--- begin Record extracts ---
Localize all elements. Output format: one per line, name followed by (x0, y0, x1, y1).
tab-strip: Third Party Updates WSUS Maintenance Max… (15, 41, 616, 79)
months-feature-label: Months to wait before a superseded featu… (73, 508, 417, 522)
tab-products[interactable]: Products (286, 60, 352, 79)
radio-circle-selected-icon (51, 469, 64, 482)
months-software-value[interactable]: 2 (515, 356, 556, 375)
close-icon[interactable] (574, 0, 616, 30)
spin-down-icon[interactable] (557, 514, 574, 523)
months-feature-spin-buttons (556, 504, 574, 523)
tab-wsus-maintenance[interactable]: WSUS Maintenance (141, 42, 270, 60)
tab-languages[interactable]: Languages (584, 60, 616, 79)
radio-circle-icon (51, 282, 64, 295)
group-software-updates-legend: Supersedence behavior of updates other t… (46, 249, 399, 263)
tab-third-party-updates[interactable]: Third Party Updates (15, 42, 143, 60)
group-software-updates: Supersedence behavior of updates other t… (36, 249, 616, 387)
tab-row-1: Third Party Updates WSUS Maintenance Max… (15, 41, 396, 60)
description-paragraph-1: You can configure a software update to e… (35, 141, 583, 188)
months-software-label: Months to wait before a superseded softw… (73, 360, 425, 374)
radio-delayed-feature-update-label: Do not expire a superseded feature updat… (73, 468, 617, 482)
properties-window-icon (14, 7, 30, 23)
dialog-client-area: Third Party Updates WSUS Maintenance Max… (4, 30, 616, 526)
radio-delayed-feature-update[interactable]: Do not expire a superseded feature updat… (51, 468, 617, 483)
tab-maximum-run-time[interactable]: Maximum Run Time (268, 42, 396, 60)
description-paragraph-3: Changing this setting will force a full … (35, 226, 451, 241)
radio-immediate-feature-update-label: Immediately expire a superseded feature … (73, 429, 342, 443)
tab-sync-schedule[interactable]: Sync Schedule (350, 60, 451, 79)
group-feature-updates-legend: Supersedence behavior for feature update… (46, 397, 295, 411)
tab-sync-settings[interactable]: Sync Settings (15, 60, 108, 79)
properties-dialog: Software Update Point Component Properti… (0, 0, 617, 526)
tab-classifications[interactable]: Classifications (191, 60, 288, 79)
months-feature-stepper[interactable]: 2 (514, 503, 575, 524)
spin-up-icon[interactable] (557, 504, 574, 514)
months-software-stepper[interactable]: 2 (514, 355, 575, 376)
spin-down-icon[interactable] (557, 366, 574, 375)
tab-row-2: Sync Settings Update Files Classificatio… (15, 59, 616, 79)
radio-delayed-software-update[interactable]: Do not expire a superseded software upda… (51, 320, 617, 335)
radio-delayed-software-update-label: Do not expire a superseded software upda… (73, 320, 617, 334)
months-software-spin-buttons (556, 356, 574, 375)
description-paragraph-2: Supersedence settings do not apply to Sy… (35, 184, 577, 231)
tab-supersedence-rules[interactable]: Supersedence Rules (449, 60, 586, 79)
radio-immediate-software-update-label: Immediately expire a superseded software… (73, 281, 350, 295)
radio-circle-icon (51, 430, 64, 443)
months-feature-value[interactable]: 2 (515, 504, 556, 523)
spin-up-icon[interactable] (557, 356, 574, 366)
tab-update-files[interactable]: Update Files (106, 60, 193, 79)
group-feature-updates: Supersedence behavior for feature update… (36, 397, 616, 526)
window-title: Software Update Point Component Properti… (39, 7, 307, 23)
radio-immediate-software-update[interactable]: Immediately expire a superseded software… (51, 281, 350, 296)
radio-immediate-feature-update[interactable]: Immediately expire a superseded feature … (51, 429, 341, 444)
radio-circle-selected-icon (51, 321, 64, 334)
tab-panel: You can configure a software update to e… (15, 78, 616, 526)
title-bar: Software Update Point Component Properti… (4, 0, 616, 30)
--- end Record extracts ---
Reproduce every line of the data listing above without changing anything.

**The answer**:
Localize all elements. Output format: one per line, name followed by (x0, y0, x1, y1).
tab-strip: Third Party Updates WSUS Maintenance Max… (15, 41, 616, 79)
months-feature-label: Months to wait before a superseded featu… (73, 508, 417, 522)
tab-products[interactable]: Products (286, 60, 352, 79)
radio-circle-selected-icon (51, 469, 64, 482)
months-software-value[interactable]: 2 (515, 356, 556, 375)
close-icon[interactable] (574, 0, 616, 30)
spin-down-icon[interactable] (557, 514, 574, 523)
months-feature-spin-buttons (556, 504, 574, 523)
tab-wsus-maintenance[interactable]: WSUS Maintenance (141, 42, 270, 60)
tab-languages[interactable]: Languages (584, 60, 616, 79)
radio-circle-icon (51, 282, 64, 295)
group-software-updates-legend: Supersedence behavior of updates other t… (46, 249, 399, 263)
tab-third-party-updates[interactable]: Third Party Updates (15, 42, 143, 60)
group-software-updates: Supersedence behavior of updates other t… (36, 249, 616, 387)
tab-row-1: Third Party Updates WSUS Maintenance Max… (15, 41, 396, 60)
description-paragraph-1: You can configure a software update to e… (35, 141, 583, 188)
months-software-label: Months to wait before a superseded softw… (73, 360, 425, 374)
radio-delayed-feature-update-label: Do not expire a superseded feature updat… (73, 468, 617, 482)
properties-window-icon (14, 7, 30, 23)
dialog-client-area: Third Party Updates WSUS Maintenance Max… (4, 30, 616, 526)
radio-delayed-feature-update[interactable]: Do not expire a superseded feature updat… (51, 468, 617, 483)
tab-maximum-run-time[interactable]: Maximum Run Time (268, 42, 396, 60)
description-paragraph-3: Changing this setting will force a full … (35, 226, 451, 241)
radio-immediate-feature-update-label: Immediately expire a superseded feature … (73, 429, 342, 443)
tab-sync-schedule[interactable]: Sync Schedule (350, 60, 451, 79)
group-feature-updates-legend: Supersedence behavior for feature update… (46, 397, 295, 411)
tab-sync-settings[interactable]: Sync Settings (15, 60, 108, 79)
properties-dialog: Software Update Point Component Properti… (0, 0, 617, 526)
tab-classifications[interactable]: Classifications (191, 60, 288, 79)
months-feature-stepper[interactable]: 2 (514, 503, 575, 524)
spin-up-icon[interactable] (557, 504, 574, 514)
months-software-stepper[interactable]: 2 (514, 355, 575, 376)
spin-down-icon[interactable] (557, 366, 574, 375)
tab-row-2: Sync Settings Update Files Classificatio… (15, 59, 616, 79)
radio-delayed-software-update[interactable]: Do not expire a superseded software upda… (51, 320, 617, 335)
radio-delayed-software-update-label: Do not expire a superseded software upda… (73, 320, 617, 334)
months-software-spin-buttons (556, 356, 574, 375)
description-paragraph-2: Supersedence settings do not apply to Sy… (35, 184, 577, 231)
tab-supersedence-rules[interactable]: Supersedence Rules (449, 60, 586, 79)
radio-immediate-software-update-label: Immediately expire a superseded software… (73, 281, 350, 295)
radio-circle-icon (51, 430, 64, 443)
months-feature-value[interactable]: 2 (515, 504, 556, 523)
spin-up-icon[interactable] (557, 356, 574, 366)
tab-update-files[interactable]: Update Files (106, 60, 193, 79)
group-feature-updates: Supersedence behavior for feature update… (36, 397, 616, 526)
window-title: Software Update Point Component Properti… (39, 7, 307, 23)
radio-immediate-software-update[interactable]: Immediately expire a superseded software… (51, 281, 350, 296)
radio-immediate-feature-update[interactable]: Immediately expire a superseded feature … (51, 429, 341, 444)
radio-circle-selected-icon (51, 321, 64, 334)
tab-panel: You can configure a software update to e… (15, 78, 616, 526)
title-bar: Software Update Point Component Properti… (4, 0, 616, 30)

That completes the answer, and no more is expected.